The request: Every line that contains the word "Coconut" should be copied out.

Stored records:
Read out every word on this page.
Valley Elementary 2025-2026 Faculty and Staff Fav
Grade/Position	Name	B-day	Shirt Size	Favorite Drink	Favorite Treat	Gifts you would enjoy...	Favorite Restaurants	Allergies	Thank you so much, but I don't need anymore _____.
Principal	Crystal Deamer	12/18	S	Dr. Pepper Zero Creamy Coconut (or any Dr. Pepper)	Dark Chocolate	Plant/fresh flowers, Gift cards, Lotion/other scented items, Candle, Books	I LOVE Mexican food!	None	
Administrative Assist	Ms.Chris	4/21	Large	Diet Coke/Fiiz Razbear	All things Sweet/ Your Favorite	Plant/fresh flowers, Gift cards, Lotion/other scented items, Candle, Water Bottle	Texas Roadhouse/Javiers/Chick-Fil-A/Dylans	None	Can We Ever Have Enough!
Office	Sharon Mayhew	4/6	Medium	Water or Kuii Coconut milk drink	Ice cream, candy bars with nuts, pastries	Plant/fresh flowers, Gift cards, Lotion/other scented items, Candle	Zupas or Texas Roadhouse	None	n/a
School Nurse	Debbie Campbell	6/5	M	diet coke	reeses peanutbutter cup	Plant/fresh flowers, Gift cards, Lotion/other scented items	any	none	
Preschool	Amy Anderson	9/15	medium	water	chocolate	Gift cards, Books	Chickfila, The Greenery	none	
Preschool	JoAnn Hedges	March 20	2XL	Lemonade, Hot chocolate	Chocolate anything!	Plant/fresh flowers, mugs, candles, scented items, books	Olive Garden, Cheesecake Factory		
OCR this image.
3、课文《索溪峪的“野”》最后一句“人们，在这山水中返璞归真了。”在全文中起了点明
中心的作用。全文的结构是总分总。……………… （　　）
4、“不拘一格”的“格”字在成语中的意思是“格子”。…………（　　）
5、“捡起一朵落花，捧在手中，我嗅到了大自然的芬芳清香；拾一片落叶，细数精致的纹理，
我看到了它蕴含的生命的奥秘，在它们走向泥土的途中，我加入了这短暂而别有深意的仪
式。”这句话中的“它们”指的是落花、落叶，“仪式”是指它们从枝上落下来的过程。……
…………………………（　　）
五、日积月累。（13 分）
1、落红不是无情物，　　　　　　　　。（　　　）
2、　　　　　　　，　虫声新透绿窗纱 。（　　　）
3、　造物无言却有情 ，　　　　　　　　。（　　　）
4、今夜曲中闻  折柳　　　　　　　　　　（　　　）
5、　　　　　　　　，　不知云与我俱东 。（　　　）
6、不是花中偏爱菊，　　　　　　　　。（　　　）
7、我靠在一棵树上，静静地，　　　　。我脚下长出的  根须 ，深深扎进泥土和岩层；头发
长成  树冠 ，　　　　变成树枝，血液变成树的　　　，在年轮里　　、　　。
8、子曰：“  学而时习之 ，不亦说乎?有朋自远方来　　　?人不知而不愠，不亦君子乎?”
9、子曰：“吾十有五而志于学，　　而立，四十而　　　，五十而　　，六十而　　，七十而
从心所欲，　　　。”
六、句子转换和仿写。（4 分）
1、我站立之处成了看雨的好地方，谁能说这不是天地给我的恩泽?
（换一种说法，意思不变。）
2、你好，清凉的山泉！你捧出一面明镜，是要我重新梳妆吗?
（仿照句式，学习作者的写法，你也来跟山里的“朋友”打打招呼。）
...
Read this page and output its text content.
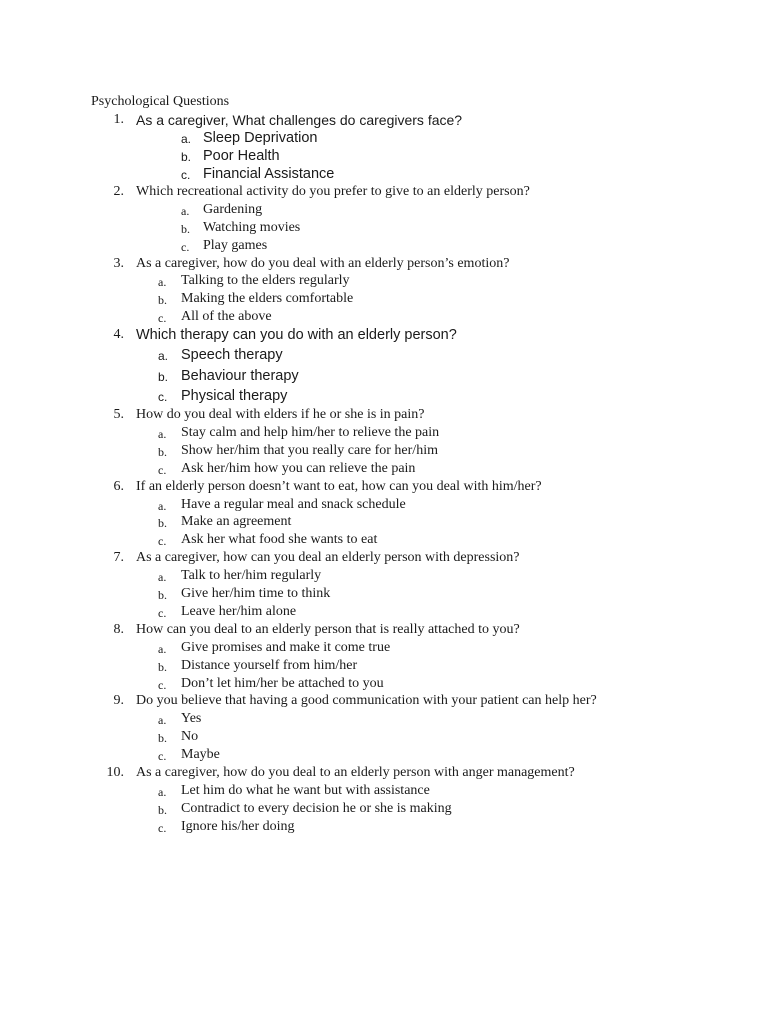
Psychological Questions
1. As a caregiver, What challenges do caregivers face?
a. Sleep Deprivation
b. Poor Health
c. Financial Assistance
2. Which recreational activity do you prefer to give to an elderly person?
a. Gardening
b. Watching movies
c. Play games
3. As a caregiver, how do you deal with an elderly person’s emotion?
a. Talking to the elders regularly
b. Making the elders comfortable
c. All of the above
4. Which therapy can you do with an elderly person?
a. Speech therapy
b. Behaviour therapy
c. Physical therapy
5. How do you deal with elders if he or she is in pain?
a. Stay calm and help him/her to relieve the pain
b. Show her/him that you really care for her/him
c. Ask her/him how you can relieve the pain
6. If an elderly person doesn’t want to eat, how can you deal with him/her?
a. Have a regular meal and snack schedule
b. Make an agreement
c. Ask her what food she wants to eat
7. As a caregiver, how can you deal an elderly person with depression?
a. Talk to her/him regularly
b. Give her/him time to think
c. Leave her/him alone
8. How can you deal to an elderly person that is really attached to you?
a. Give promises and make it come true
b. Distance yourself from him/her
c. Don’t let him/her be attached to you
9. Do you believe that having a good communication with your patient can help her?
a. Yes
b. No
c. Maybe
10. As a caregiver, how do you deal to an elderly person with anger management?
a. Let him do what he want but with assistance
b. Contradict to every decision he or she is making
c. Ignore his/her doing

Correct result:
Principal	Crystal Deamer	12/18	S	Dr. Pepper Zero Creamy Coconut (or any Dr. Pepper)	Dark Chocolate	Plant/fresh flowers, Gift cards, Lotion/other scented items, Candle, Books	I LOVE Mexican food!	None	
Office	Sharon Mayhew	4/6	Medium	Water or Kuii Coconut milk drink	Ice cream, candy bars with nuts, pastries	Plant/fresh flowers, Gift cards, Lotion/other scented items, Candle	Zupas or Texas Roadhouse	None	n/a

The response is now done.